TUJUAN TUGAS:
1 – Jawab pertanyaan berikut berdasarkan teks tentang makna sukses.
(a) Kepada siapa kutipan di awal teks dinisbatkan?
(b) Menurut teks, apa saja yang dianggap sukses oleh kebanyakan orang?
(c) Menurut penulis, apa sebaik-baik kesuksesan?
2 – Perbarui bagian teks tentang makna sukses dari "Mendengar kata sukses, seringnya" sampai "hanya sukses dunia." dengan mengganti "rumah mewah" menjadi "mobil mewah".
3 – Lanjutkan teks tentang makna sukses mulai setelah kalimat terakhirnya.

***** KUTIPAN TEKS *****

Jiwa-jiwa Perindu Syurga


  
Sukses itu ketika Allaah tidak meninggalkanmu untuk bergerak sendirian, dan gagal adalah ketika Allah meninggalkanmu untuk mengurus dirimu sendiri.”
-‘Ibn Al Qayyim- 


Mendengar kata sukses, seringnya kita terkaburkan akan definisi sukses itu sendiri. Kebanyakan orang menganggap bahwa sukses itu ketika punya rumah mewah, harta berlimpah, atau istri yang berlimpah pula (?). Tidak salah sih sebenarnya, tapi apa sukses yang kita bayangkan hanya sesempit itu? Mungkin kita pernah membayangkan bagaimana rasanya tinggal di syurga, menikah dengan bidadari yang bermata jeli, atau merasai pertemuan dengan Ilahi Rabbi.  Menurut saya, itu adalah sukses yang sebenarnya, trusted, dan tidak ada tipu-tipu. Sedikit catatan ini akan menceritakan pengalaman seorang sahabat, perindu syurga yang pernah ‘jatuh’ dan merasakan masa-masa terberat dalam hidup sebelum beliau –insyaa Allaah- mendapati hidupnya dalam kesuksesan. Tetapi, sebaik-baik kesuksesan adalah sukses dunia dan akhirat, tidak hanya sukses dunia.

***** DATA TERSIMPAN *****

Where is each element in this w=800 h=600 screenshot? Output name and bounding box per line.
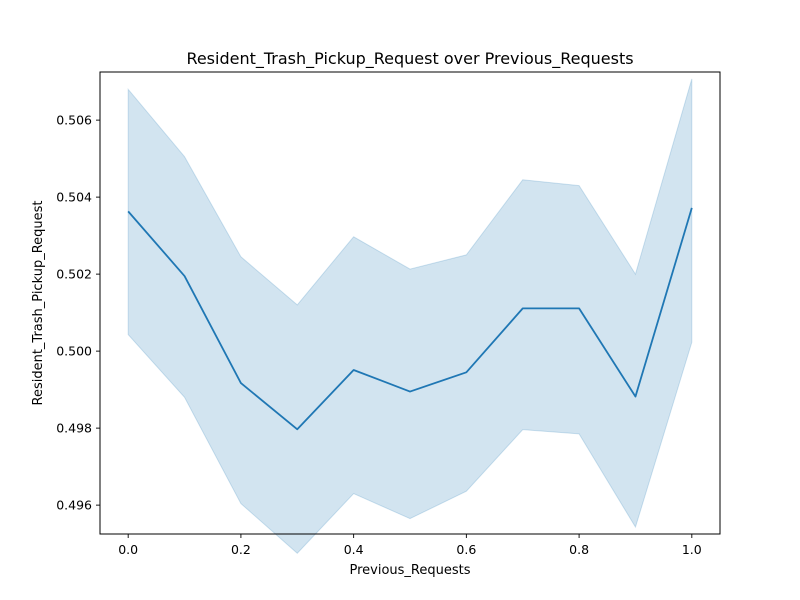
y-tick-label: 0.502 [56, 267, 92, 282]
x-tick-label: 0.4 [344, 542, 364, 557]
x-tick-label: 1.0 [682, 542, 702, 557]
series-line [127, 207, 693, 431]
x-tick-label: 0.8 [569, 542, 589, 557]
y-tick-label: 0.506 [56, 113, 92, 128]
x-tick-label: 0.6 [456, 542, 476, 557]
x-axis-label: Previous_Requests [349, 563, 470, 578]
x-tick-label: 0.0 [118, 542, 138, 557]
y-tick-label: 0.496 [56, 498, 92, 513]
y-tick-label: 0.500 [56, 344, 92, 359]
chart-title: Resident_Trash_Pickup_Request over Previ… [186, 49, 633, 69]
series-line-layer [127, 207, 693, 431]
y-tick-label: 0.498 [56, 421, 92, 436]
plot-area-frame [99, 71, 721, 535]
x-axis-ticks: 0.0 0.2 0.4 0.6 0.8 1.0 [118, 534, 702, 557]
x-tick-label: 0.2 [231, 542, 251, 557]
confidence-band [127, 78, 693, 554]
y-axis-label: Resident_Trash_Pickup_Request [31, 200, 46, 405]
y-tick-label: 0.504 [56, 190, 92, 205]
confidence-band-layer [127, 78, 693, 554]
y-axis-ticks: 0.496 0.498 0.500 0.502 0.504 0.506 [56, 113, 100, 513]
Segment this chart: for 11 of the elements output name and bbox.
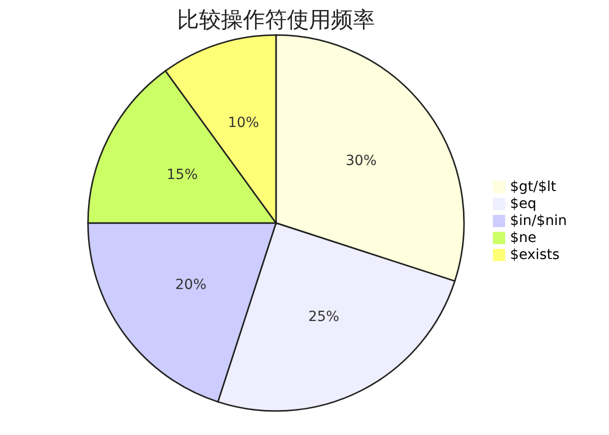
data-label: 15% bbox=[166, 167, 198, 184]
legend-label: $in/$nin bbox=[510, 213, 567, 229]
data-label: 20% bbox=[175, 276, 206, 293]
data-label: 30% bbox=[346, 153, 377, 170]
legend-label: $exists bbox=[510, 247, 560, 263]
data-label: 10% bbox=[228, 114, 260, 131]
data-label: 25% bbox=[308, 308, 340, 325]
legend-label: $eq bbox=[510, 196, 536, 212]
legend-label: $gt/$lt bbox=[510, 179, 557, 195]
chart-title: 比较操作符使用频率 bbox=[177, 8, 375, 33]
legend-label: $ne bbox=[510, 230, 536, 246]
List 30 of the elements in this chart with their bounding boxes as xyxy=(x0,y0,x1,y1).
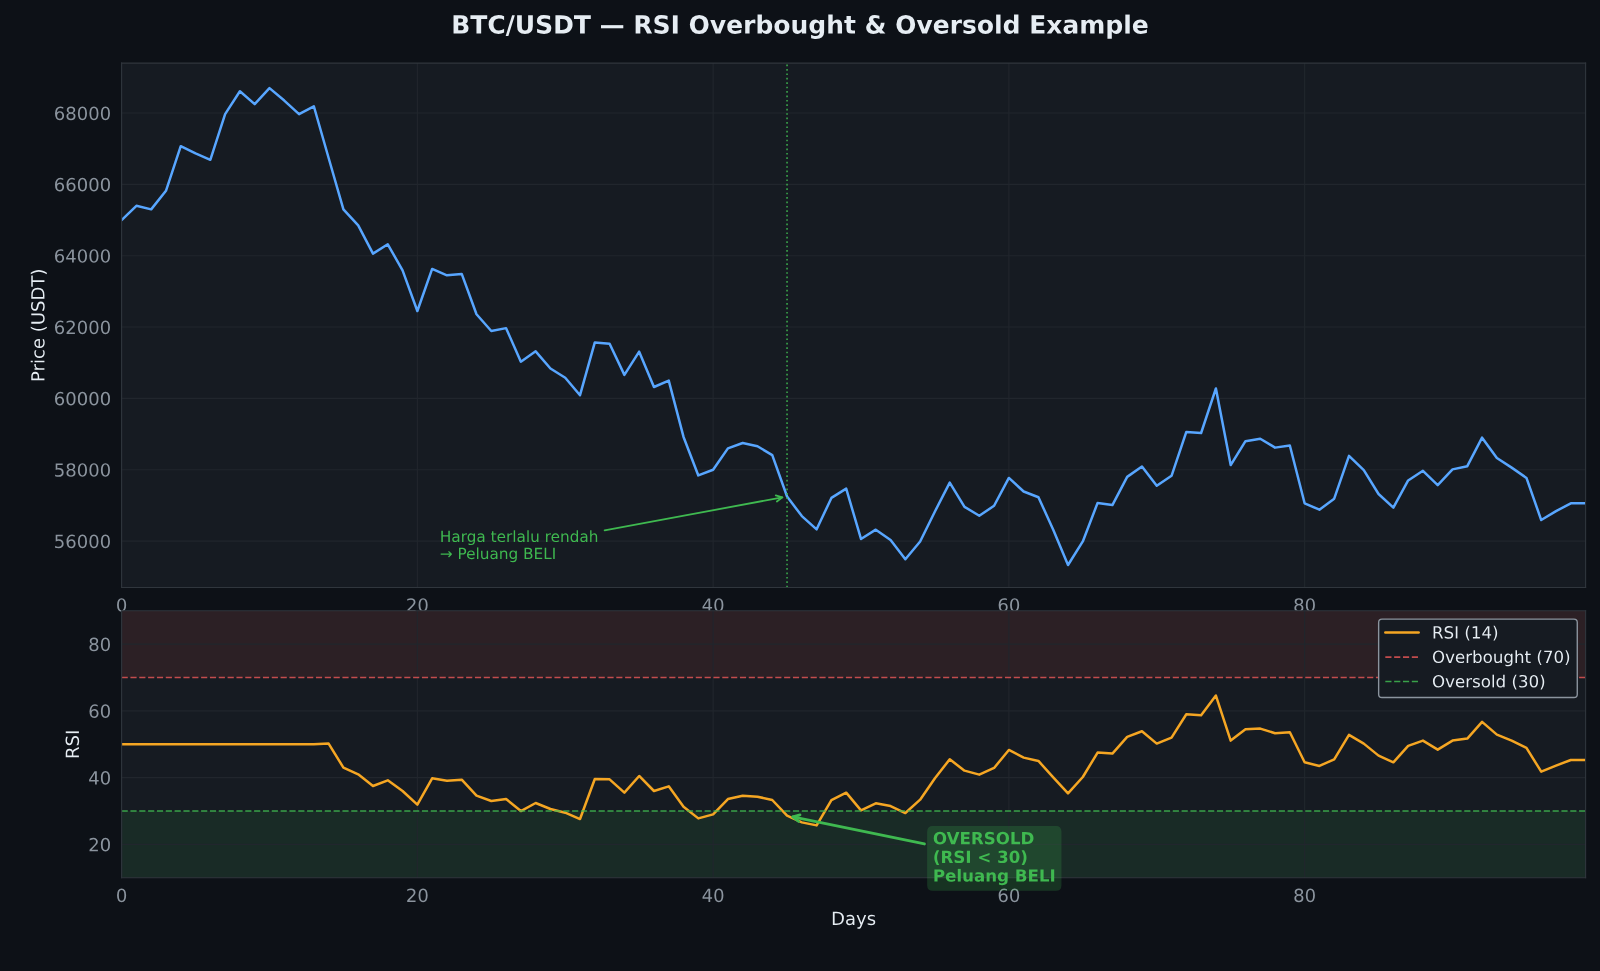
legend-label: RSI (14) xyxy=(1433,625,1498,641)
line-series xyxy=(121,694,1586,827)
y-tick-label: 60000 xyxy=(55,391,110,406)
x-tick-label: 40 xyxy=(702,888,724,903)
y-tick-label: 80 xyxy=(89,637,110,652)
legend-label: Oversold (30) xyxy=(1432,674,1545,690)
x-tick-label: 60 xyxy=(998,598,1020,612)
annotation: Harga terlalu rendah → Peluang BELI xyxy=(440,530,598,563)
y-tick-label: 56000 xyxy=(55,534,110,549)
y-tick-label: 60 xyxy=(89,704,110,719)
y-tick-label: 66000 xyxy=(55,177,110,192)
x-tick-label: 0 xyxy=(117,888,127,903)
x-tick-label: 80 xyxy=(1294,888,1315,903)
x-tick-label: 0 xyxy=(117,598,127,612)
y-tick-label: 58000 xyxy=(55,463,110,477)
legend-label: Overbought (70) xyxy=(1432,650,1570,667)
y-tick-label: 40 xyxy=(89,771,110,785)
chart-title: BTC/USDT — RSI Overbought & Oversold Example xyxy=(453,14,1148,39)
line-series xyxy=(121,86,1586,567)
y-tick-label: 68000 xyxy=(55,106,110,121)
x-axis-title: Days xyxy=(832,911,876,929)
y-axis-title: Price (USDT) xyxy=(30,270,47,381)
x-tick-label: 60 xyxy=(998,888,1020,903)
x-tick-label: 40 xyxy=(702,598,724,612)
annotation: OVERSOLD (RSI < 30) Peluang BELI xyxy=(933,831,1055,886)
x-tick-label: 20 xyxy=(407,888,428,903)
y-tick-label: 62000 xyxy=(55,320,110,335)
y-tick-label: 20 xyxy=(89,837,110,852)
y-tick-label: 64000 xyxy=(55,249,110,263)
y-axis-title: RSI xyxy=(65,731,80,758)
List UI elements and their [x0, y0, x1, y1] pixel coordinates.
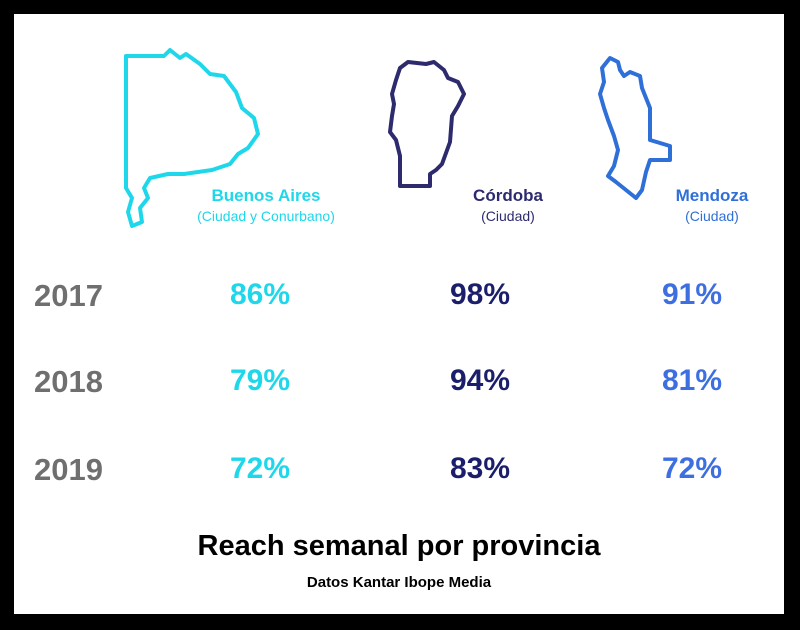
value-cordoba-2019: 83%: [449, 452, 511, 485]
column-header-mendoza: Mendoza: [675, 186, 749, 205]
column-header-cordoba: Córdoba: [473, 186, 543, 205]
year-label-2018: 2018: [34, 364, 103, 399]
value-mendoza-2017: 91%: [661, 278, 723, 311]
value-cordoba-2017: 98%: [449, 278, 511, 311]
column-subheader-mendoza: (Ciudad): [685, 208, 739, 224]
chart-subtitle: Datos Kantar Ibope Media: [306, 574, 492, 591]
chart-title: Reach semanal por provincia: [197, 530, 601, 562]
year-label-2017: 2017: [34, 278, 103, 313]
buenos-aires-map-icon: [124, 48, 260, 228]
value-mendoza-2019: 72%: [661, 452, 723, 485]
cordoba-map-icon: [388, 60, 466, 188]
value-mendoza-2018: 81%: [661, 364, 723, 397]
infographic-card: Buenos Aires (Ciudad y Conurbano) Córdob…: [14, 14, 784, 614]
mendoza-map-icon: [598, 56, 672, 200]
column-subheader-buenos-aires: (Ciudad y Conurbano): [197, 208, 335, 224]
value-buenos-aires-2018: 79%: [229, 364, 291, 397]
value-cordoba-2018: 94%: [449, 364, 511, 397]
column-subheader-cordoba: (Ciudad): [481, 208, 535, 224]
value-buenos-aires-2017: 86%: [229, 278, 291, 311]
year-label-2019: 2019: [34, 452, 103, 487]
value-buenos-aires-2019: 72%: [229, 452, 291, 485]
column-header-buenos-aires: Buenos Aires: [211, 186, 321, 205]
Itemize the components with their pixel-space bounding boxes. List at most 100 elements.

*****

JAWABAN TUGAS:
1 –
(a) Ibn Al Qayyim.
(b) Punya rumah mewah, harta berlimpah, atau istri yang berlimpah pula.
(c) Sukses dunia dan akhirat, tidak hanya sukses dunia.

2 –
Mendengar kata sukses, seringnya kita terkaburkan akan definisi sukses itu sendiri. Kebanyakan orang menganggap bahwa sukses itu ketika punya mobil mewah, harta berlimpah, atau istri yang berlimpah pula (?). Tidak salah sih sebenarnya, tapi apa sukses yang kita bayangkan hanya sesempit itu? Mungkin kita pernah membayangkan bagaimana rasanya tinggal di syurga, menikah dengan bidadari yang bermata jeli, atau merasai pertemuan dengan Ilahi Rabbi.  Menurut saya, itu adalah sukses yang sebenarnya, trusted, dan tidak ada tipu-tipu. Sedikit catatan ini akan menceritakan pengalaman seorang sahabat, perindu syurga yang pernah ‘jatuh’ dan merasakan masa-masa terberat dalam hidup sebelum beliau –insyaa Allaah- mendapati hidupnya dalam kesuksesan. Tetapi, sebaik-baik kesuksesan adalah sukses dunia dan akhirat, tidak hanya sukses dunia.

3 –
Kami berada dalam ranah yang sama; ranah Bidikmisi ITB, berasal dari daerah terpencil, jauh dari keramaian, pun dari hiruk pikuk udara perkotaan. Tingkat pertama perkuliahan di ITB merupakan masa-masa paling labil yang dialami mahasiswa. Di sisi lain, Indonesia sekarang sedang dihangatkan dengan bisnis MLM, Multi Level Marketing, sebuah prospek bisnis yang menjanjikan. Siapa yang tidak tertarik dengan bisnis ini, bisa dapat uang dengan cara mudah. Tarik orang untuk mendaftar, kemudian orang yang kita rekrut akan merekrut lebih banyak orang lagi, dan seterusnya, dan seterusnya. Sehingga dengan itu uang kita di rekening akan berkembang biak dengan sendirinya. Enak, kan? Nah dalam perspektif Islam sendiri –walaupun ini khilafiyah- masalahnya tidak se-simple itu. Yakinkah kita kalau uang yang kita dapatkan halal atau haram? Tentu ini menjadi sebuah keragu-raguan. Padahal masyarakat Indonesia merupakan penganut madzhab Imam Asy-Syafi’i yang secara jelas bahwa Beliau adalah orang yang sangat berhati-hati pada hal-hal yang bermakna Syubhat (ragu-ragu). Terus gimana donk? Tentunya kita harus lebih jeli lagi, harus mengetahui dasar hukum dalam Islam sebelum kita memutuskan suatu hal. Wallahu a’lam bishshawwab.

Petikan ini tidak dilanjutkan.